WRITTEN REQUEST:
Pictures stay out of your copy, but everything else in the records below must be repeated exactly.

(Dataset items)
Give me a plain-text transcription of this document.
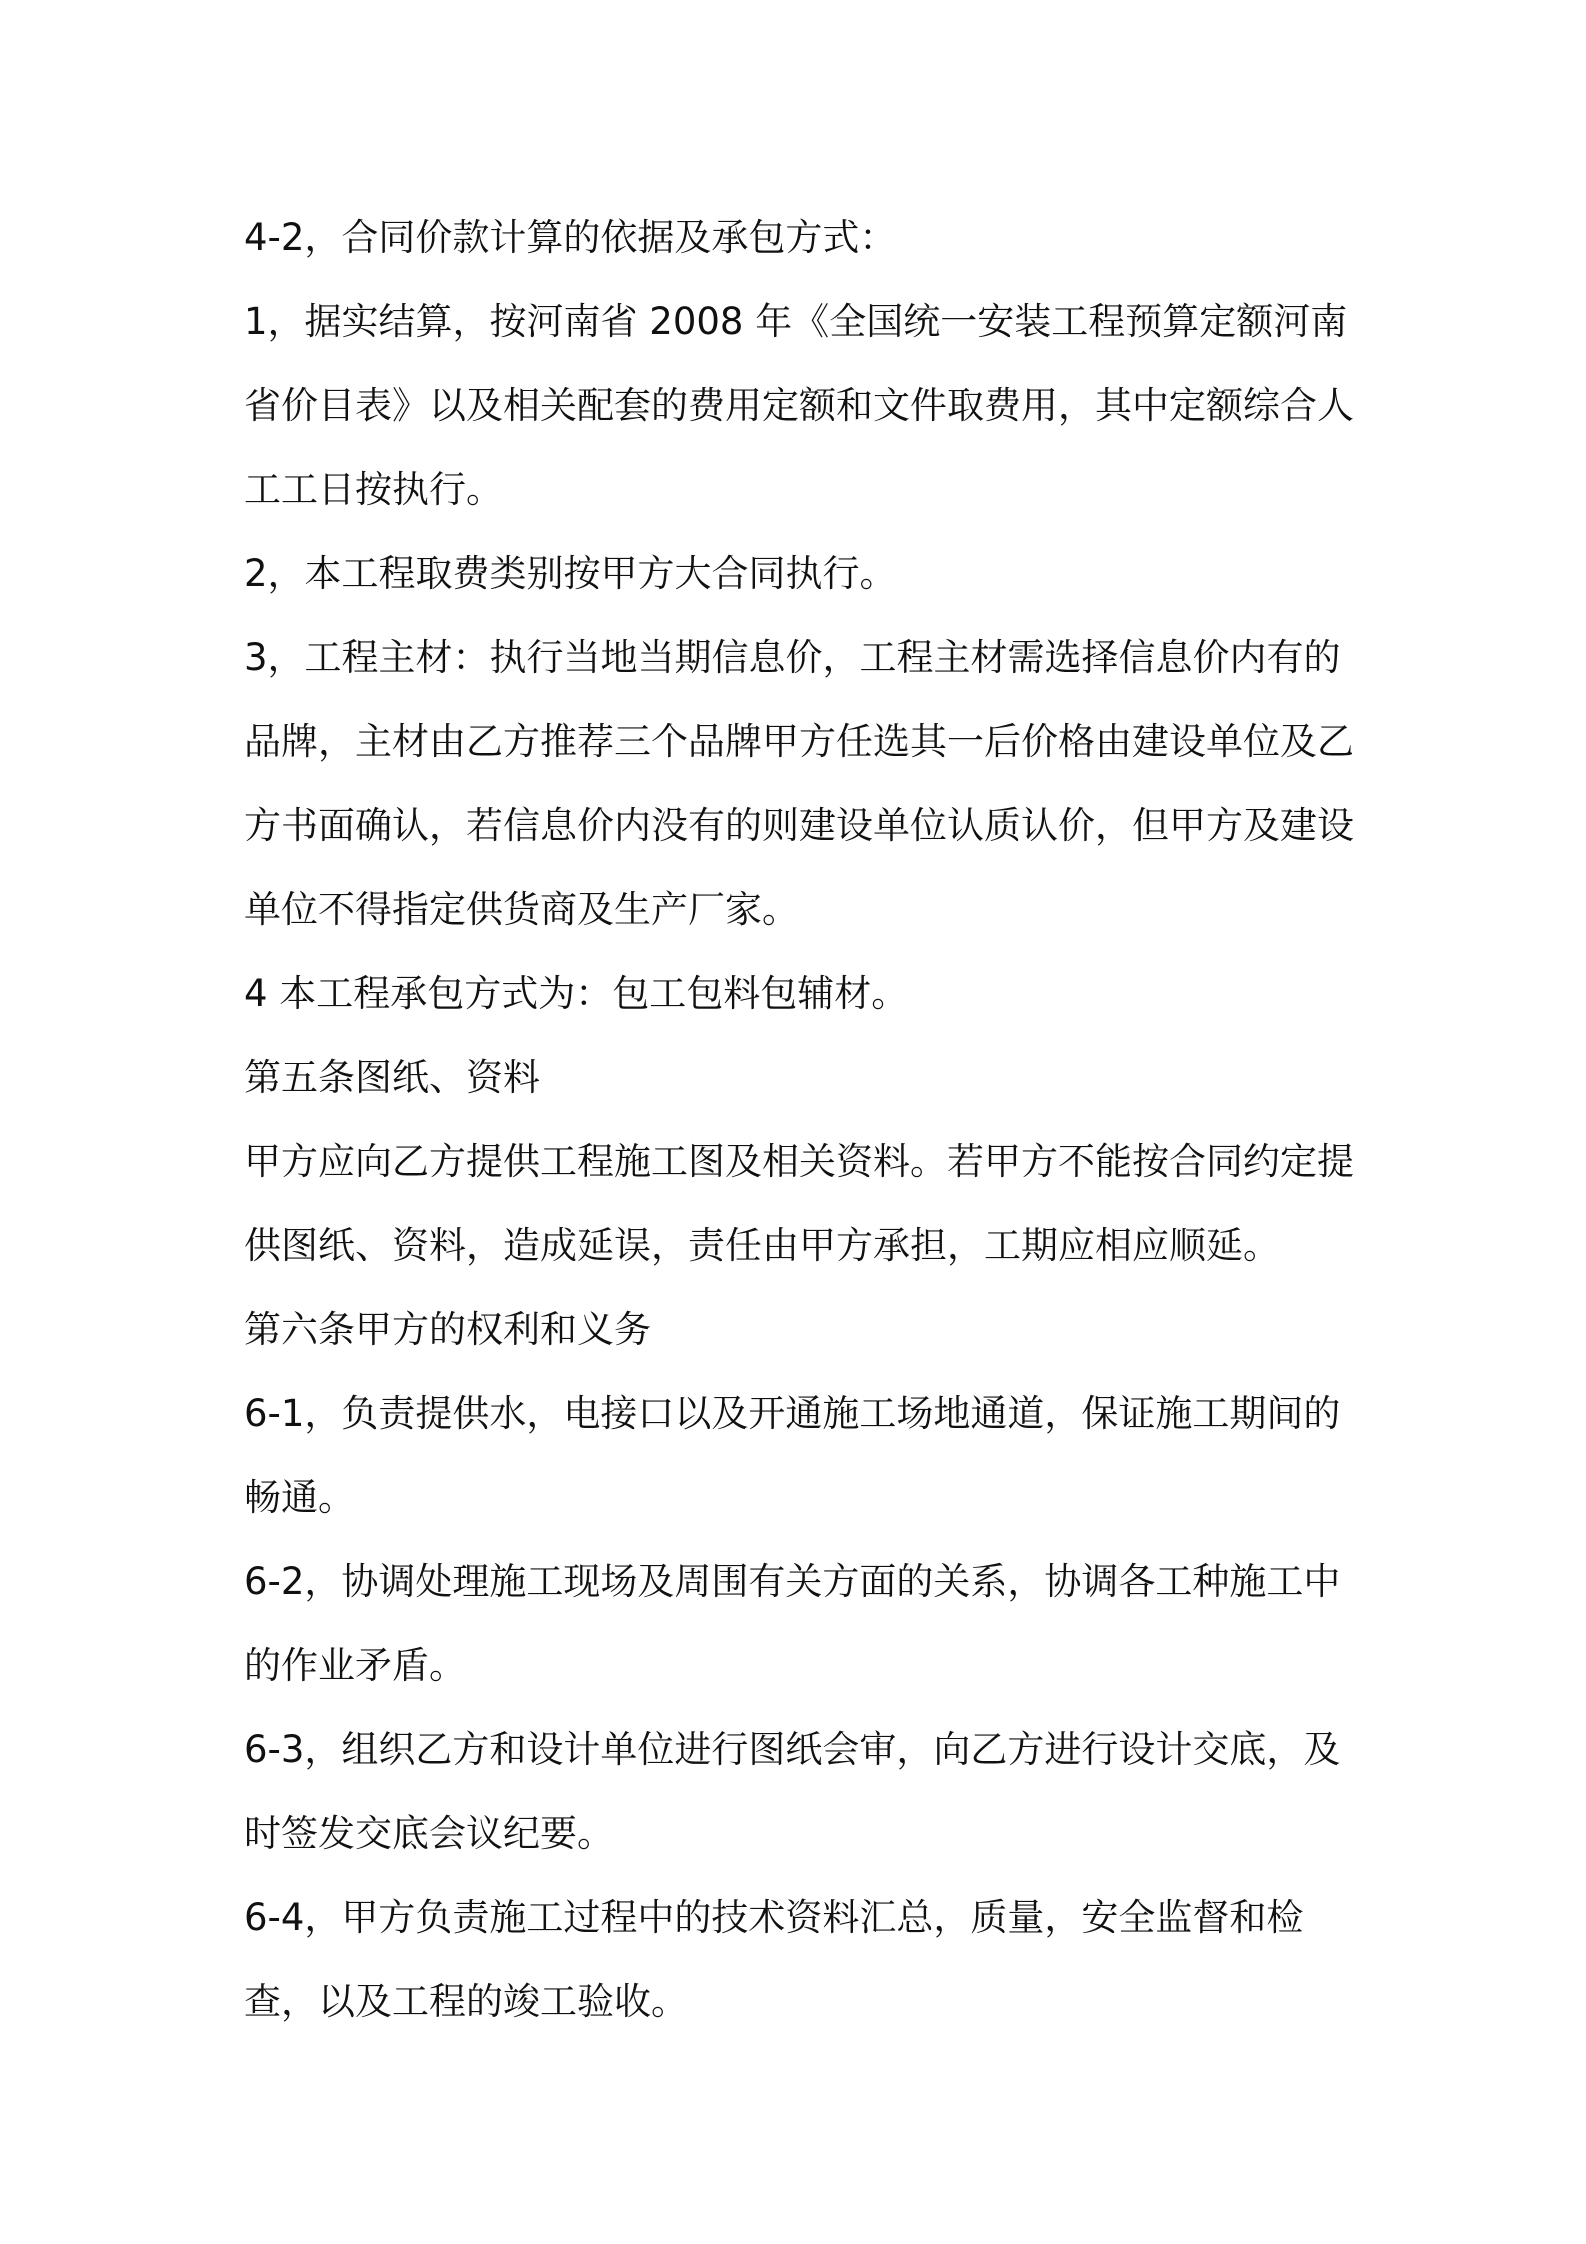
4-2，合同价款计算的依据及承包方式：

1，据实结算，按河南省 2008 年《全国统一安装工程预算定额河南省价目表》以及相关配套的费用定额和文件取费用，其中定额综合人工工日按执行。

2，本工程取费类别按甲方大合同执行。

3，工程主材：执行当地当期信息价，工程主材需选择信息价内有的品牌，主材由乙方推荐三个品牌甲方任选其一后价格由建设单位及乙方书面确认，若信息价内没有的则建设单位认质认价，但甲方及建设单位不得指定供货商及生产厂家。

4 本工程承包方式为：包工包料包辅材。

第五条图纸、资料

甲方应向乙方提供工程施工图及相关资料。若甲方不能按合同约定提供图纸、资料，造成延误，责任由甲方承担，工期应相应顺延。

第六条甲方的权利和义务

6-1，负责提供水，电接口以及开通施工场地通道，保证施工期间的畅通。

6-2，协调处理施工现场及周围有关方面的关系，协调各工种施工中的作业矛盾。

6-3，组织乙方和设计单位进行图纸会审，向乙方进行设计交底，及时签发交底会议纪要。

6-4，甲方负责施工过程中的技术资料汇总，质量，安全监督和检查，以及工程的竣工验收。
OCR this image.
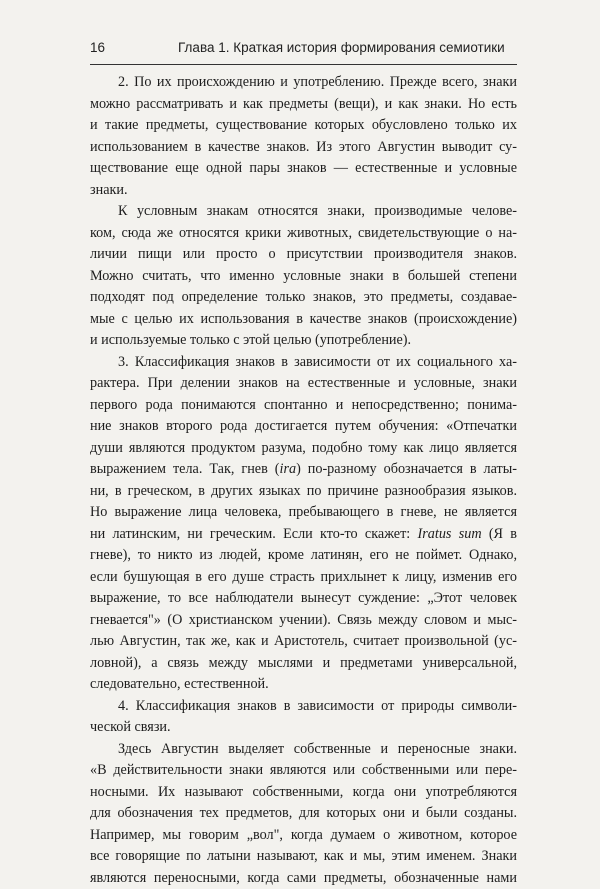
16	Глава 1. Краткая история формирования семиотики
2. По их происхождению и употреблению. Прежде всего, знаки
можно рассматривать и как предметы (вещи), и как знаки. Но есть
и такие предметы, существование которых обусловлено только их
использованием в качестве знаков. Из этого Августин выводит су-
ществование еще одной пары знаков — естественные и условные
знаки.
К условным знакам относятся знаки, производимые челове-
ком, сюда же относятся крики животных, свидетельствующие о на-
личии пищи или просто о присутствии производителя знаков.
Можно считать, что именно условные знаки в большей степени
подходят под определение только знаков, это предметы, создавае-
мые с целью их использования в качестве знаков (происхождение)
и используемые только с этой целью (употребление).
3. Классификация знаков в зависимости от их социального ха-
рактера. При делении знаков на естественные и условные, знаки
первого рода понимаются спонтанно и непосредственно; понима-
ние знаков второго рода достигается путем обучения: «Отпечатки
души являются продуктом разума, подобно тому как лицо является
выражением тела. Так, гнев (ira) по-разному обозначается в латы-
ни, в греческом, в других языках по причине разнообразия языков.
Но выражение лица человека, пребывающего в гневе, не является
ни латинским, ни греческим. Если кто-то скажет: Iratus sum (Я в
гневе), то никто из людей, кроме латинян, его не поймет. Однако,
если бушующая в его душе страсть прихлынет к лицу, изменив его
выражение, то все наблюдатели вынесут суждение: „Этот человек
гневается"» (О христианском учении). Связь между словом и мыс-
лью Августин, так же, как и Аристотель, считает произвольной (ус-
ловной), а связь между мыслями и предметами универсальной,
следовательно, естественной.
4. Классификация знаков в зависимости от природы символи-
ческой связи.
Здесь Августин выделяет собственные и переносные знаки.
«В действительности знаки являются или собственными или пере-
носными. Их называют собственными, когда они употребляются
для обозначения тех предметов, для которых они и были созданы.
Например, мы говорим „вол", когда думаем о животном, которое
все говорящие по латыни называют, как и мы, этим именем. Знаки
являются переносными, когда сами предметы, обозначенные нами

ANSWER TO THIS TASK:
Give me a plain-text transcription of this document.
4-2，合同价款计算的依据及承包方式：

1，据实结算，按河南省 2008 年《全国统一安装工程预算定额河南省价目表》以及相关配套的费用定额和文件取费用，其中定额综合人工工日按执行。

2，本工程取费类别按甲方大合同执行。

3，工程主材：执行当地当期信息价，工程主材需选择信息价内有的品牌，主材由乙方推荐三个品牌甲方任选其一后价格由建设单位及乙方书面确认，若信息价内没有的则建设单位认质认价，但甲方及建设单位不得指定供货商及生产厂家。

4 本工程承包方式为：包工包料包辅材。

第五条图纸、资料

甲方应向乙方提供工程施工图及相关资料。若甲方不能按合同约定提供图纸、资料，造成延误，责任由甲方承担，工期应相应顺延。

第六条甲方的权利和义务

6-1，负责提供水，电接口以及开通施工场地通道，保证施工期间的畅通。

6-2，协调处理施工现场及周围有关方面的关系，协调各工种施工中的作业矛盾。

6-3，组织乙方和设计单位进行图纸会审，向乙方进行设计交底，及时签发交底会议纪要。

6-4，甲方负责施工过程中的技术资料汇总，质量，安全监督和检查，以及工程的竣工验收。
OCR this image.
16	Глава 1. Краткая история формирования семиотики
2. По их происхождению и употреблению. Прежде всего, знаки
можно рассматривать и как предметы (вещи), и как знаки. Но есть
и такие предметы, существование которых обусловлено только их
использованием в качестве знаков. Из этого Августин выводит су-
ществование еще одной пары знаков — естественные и условные
знаки.
К условным знакам относятся знаки, производимые челове-
ком, сюда же относятся крики животных, свидетельствующие о на-
личии пищи или просто о присутствии производителя знаков.
Можно считать, что именно условные знаки в большей степени
подходят под определение только знаков, это предметы, создавае-
мые с целью их использования в качестве знаков (происхождение)
и используемые только с этой целью (употребление).
3. Классификация знаков в зависимости от их социального ха-
рактера. При делении знаков на естественные и условные, знаки
первого рода понимаются спонтанно и непосредственно; понима-
ние знаков второго рода достигается путем обучения: «Отпечатки
души являются продуктом разума, подобно тому как лицо является
выражением тела. Так, гнев (ira) по-разному обозначается в латы-
ни, в греческом, в других языках по причине разнообразия языков.
Но выражение лица человека, пребывающего в гневе, не является
ни латинским, ни греческим. Если кто-то скажет: Iratus sum (Я в
гневе), то никто из людей, кроме латинян, его не поймет. Однако,
если бушующая в его душе страсть прихлынет к лицу, изменив его
выражение, то все наблюдатели вынесут суждение: „Этот человек
гневается"» (О христианском учении). Связь между словом и мыс-
лью Августин, так же, как и Аристотель, считает произвольной (ус-
ловной), а связь между мыслями и предметами универсальной,
следовательно, естественной.
4. Классификация знаков в зависимости от природы символи-
ческой связи.
Здесь Августин выделяет собственные и переносные знаки.
«В действительности знаки являются или собственными или пере-
носными. Их называют собственными, когда они употребляются
для обозначения тех предметов, для которых они и были созданы.
Например, мы говорим „вол", когда думаем о животном, которое
все говорящие по латыни называют, как и мы, этим именем. Знаки
являются переносными, когда сами предметы, обозначенные нами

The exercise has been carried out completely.